In the forum post about the PMIX error, at what stage of the work did the error occur?

**DOCUMENT SECTION:**
↓

Open arunima101 opened 1 year ago

arunima101 commented 1 year ago

I was able to train both the model and classifier but while sampling I got an error like,

No protocol specified [hticimage-pc:3252493] PMIX ERROR: OUT-OF-RESOURCE in file ../../../../../../src/mca/common/dstore/dstore_segment.c at line 207 [hticimage-pc:3252493] PMIX ERROR: OUT-OF-RESOURCE in file ../../../../../../src/mca/common/dstore/dstore_base.c at line 693 [hticimage-pc:3252493] PMIX ERROR: OUT-OF-RESOURCE in file ../../../../../../src/mca/common/dstore/dstore_base.c at line 1850 [hticimage-pc:3252493] PMIX ERROR: OUT-OF-RESOURCE in file ../../../../../../src/mca/common/dstore/dstore_base.c at line 2808 [hticimage-pc:3252493] PMIX ERROR: OUT-OF-RESOURCE in file ../../../../../../src/mca/common/dstore/dstore_base.c at line 2857 [hticimage-pc:3252493] PMIX ERROR: OUT-OF-RESOURCE in file ../../../src/server/pmix_server.c at line 3408 [hticimage-pc:3252454] PMIX ERROR: OUT-OF-RESOURCE in file ../../../src/client/pmix_client.c at line 231 [hticimage-pc:3252454] OPAL ERROR: Error in file ext3x_client.c at line 112 *** An error occurred in MPI_Init_thread *** on a NULL communicator *** MPI_ERRORS_ARE_FATAL (processes in this communicator will now abort, *** and potentially your MPI job) [hticimage-pc:3252454] Local abort before MPI_INIT completed completed successfully, but am not able to aggregate error messages, and not able to guarantee that all other processes were killed! [hticimage-pc:3252493] PMIX ERROR: ERROR in file ../../../../../../src/mca/gds/ds21/gds_ds21_lock_pthread.c at line 99 [hticimage-pc:3252493] PMIX ERROR: ERROR in file ../../../../../../src/mca/gds/ds21/gds_ds21_lock_pthread.c at line 99 I am not able to debug this. Can anybody help?

↑

**SUPPLIED RECORDS:**
↓

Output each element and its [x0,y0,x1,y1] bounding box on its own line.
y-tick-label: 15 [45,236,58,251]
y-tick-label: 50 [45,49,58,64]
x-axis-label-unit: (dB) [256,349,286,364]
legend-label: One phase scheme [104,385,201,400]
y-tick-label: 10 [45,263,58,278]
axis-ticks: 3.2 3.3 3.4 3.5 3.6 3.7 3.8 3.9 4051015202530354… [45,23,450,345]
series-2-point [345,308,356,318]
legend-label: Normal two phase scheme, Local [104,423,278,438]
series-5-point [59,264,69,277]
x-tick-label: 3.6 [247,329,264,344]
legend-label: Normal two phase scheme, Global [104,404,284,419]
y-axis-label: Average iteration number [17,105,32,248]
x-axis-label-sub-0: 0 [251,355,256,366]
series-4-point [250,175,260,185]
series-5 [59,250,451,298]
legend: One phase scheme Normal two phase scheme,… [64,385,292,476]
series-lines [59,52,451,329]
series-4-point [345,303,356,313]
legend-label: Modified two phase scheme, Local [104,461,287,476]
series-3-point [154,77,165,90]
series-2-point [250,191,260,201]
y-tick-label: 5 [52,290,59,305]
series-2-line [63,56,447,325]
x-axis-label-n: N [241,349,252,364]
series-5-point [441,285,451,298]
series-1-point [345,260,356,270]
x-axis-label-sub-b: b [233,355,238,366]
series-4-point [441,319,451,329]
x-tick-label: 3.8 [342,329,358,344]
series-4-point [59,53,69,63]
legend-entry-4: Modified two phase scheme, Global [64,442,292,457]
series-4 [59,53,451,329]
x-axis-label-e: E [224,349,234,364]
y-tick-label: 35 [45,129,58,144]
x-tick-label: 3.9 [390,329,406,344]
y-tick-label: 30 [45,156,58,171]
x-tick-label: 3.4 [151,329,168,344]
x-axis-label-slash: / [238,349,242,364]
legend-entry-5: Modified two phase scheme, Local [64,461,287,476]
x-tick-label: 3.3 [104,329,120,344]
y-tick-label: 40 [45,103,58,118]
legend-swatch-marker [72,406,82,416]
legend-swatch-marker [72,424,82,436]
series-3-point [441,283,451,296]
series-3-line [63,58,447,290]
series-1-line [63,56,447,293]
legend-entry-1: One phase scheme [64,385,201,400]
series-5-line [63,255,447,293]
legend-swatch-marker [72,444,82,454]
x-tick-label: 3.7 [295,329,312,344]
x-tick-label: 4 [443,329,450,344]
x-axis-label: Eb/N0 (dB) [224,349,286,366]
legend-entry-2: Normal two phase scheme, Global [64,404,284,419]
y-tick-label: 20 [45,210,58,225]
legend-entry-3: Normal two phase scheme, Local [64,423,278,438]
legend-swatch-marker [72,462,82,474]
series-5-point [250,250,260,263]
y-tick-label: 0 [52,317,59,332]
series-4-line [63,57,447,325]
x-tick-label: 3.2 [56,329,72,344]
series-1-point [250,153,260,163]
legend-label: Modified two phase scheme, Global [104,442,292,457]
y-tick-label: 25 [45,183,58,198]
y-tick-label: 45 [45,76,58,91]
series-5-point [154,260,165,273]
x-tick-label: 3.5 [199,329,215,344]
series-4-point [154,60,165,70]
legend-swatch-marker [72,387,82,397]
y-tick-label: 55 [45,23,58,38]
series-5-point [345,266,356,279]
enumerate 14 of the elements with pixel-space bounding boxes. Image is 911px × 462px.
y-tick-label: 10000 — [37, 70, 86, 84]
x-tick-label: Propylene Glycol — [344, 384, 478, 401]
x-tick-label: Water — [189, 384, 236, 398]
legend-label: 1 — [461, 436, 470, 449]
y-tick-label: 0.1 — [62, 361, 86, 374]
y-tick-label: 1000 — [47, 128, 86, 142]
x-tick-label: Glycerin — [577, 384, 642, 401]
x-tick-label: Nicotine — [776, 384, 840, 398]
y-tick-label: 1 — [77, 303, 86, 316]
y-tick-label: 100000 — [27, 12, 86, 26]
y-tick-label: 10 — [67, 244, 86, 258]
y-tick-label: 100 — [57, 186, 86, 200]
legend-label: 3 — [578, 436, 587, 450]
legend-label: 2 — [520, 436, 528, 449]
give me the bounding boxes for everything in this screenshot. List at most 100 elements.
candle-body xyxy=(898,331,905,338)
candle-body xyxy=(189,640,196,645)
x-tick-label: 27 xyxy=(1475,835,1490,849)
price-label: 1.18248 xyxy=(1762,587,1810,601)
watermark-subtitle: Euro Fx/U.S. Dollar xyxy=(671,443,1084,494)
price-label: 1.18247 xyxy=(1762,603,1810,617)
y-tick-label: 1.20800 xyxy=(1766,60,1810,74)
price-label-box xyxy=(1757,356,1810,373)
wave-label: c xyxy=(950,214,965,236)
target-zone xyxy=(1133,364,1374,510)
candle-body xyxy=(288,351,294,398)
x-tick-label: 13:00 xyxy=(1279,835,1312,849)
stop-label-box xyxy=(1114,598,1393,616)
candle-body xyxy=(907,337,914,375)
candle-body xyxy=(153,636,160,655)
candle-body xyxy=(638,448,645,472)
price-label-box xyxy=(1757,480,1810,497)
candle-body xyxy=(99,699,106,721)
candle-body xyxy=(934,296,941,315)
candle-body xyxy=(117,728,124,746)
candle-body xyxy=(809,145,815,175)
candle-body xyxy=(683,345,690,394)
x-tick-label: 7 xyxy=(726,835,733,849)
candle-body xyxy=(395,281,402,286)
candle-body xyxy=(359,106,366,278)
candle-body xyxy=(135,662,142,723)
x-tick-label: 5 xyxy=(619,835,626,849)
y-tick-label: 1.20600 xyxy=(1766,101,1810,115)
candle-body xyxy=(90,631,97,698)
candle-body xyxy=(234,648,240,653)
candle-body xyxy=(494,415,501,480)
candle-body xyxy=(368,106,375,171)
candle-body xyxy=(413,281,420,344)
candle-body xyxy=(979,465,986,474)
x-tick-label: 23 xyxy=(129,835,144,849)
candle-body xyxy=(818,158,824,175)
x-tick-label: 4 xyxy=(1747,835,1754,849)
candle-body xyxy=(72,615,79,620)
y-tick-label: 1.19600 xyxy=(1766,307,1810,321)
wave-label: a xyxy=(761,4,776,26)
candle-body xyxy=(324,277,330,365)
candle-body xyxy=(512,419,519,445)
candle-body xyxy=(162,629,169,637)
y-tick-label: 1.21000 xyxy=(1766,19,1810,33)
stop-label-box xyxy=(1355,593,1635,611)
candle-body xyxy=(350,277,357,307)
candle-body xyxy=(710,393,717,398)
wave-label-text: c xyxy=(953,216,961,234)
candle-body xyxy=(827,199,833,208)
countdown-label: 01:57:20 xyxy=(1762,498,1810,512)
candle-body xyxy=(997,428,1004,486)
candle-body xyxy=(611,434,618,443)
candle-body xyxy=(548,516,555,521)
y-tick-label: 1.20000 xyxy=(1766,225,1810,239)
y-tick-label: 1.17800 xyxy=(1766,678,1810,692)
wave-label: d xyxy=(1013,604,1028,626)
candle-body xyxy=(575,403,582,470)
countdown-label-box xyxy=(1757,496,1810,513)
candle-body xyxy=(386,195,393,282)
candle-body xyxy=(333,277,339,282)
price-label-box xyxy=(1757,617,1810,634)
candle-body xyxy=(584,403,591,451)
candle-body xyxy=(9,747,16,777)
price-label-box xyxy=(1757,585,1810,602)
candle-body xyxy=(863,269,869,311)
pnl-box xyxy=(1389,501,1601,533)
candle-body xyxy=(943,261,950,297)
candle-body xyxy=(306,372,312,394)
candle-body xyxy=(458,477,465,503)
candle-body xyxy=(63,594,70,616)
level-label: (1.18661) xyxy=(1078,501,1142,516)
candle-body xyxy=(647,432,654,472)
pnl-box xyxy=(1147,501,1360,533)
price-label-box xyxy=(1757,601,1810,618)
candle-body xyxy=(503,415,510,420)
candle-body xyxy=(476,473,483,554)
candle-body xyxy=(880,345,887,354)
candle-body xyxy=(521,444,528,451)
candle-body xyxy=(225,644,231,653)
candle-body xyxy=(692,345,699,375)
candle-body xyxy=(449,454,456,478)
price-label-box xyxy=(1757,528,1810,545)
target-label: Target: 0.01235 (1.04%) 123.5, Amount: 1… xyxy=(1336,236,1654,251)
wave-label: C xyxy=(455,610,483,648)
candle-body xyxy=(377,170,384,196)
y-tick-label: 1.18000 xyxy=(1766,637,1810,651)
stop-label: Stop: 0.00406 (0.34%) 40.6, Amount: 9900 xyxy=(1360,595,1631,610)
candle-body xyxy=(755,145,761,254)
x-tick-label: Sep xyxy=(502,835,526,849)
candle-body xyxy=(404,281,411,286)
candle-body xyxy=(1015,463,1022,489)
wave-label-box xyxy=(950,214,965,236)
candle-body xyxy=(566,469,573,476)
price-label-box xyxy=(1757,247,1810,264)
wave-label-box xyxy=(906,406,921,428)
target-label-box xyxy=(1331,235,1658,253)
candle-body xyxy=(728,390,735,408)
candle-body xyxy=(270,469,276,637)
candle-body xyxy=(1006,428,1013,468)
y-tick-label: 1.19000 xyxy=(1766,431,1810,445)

↑

**ANSWER BOX:**
It occurred during sampling, after the model and the classifier had both been trained.